* _Written task_: Give only the number of lines where "Improved" occurs.

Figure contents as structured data

┌──

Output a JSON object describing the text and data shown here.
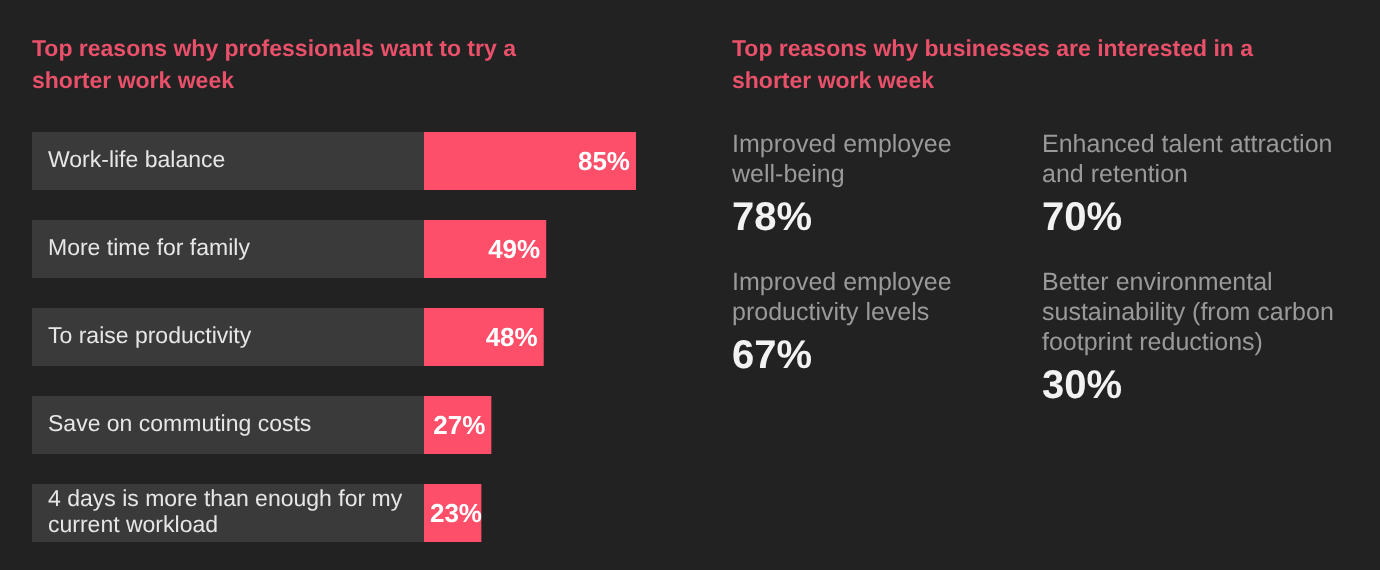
{
  "chart_data": [
    {
      "type": "bar",
      "orientation": "horizontal",
      "title": "Top reasons why professionals want to try a shorter work week",
      "categories": [
        "Work-life balance",
        "More time for family",
        "To raise productivity",
        "Save on commuting costs",
        "4 days is more than enough for my current workload"
      ],
      "values": [
        85,
        49,
        48,
        27,
        23
      ],
      "value_labels": [
        "85%",
        "49%",
        "48%",
        "27%",
        "23%"
      ],
      "color": "#fe4f6a"
    },
    {
      "type": "other",
      "title": "Top reasons why businesses are interested in a shorter work week",
      "categories": [
        "Improved employee well-being",
        "Enhanced talent attraction and retention",
        "Improved employee productivity levels",
        "Better environmental sustainability (from carbon footprint reductions)"
      ],
      "value_labels": [
        "78%",
        "70%",
        "67%",
        "30%"
      ]
    }
  ]
}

└──

* _Result for this exercise_: 2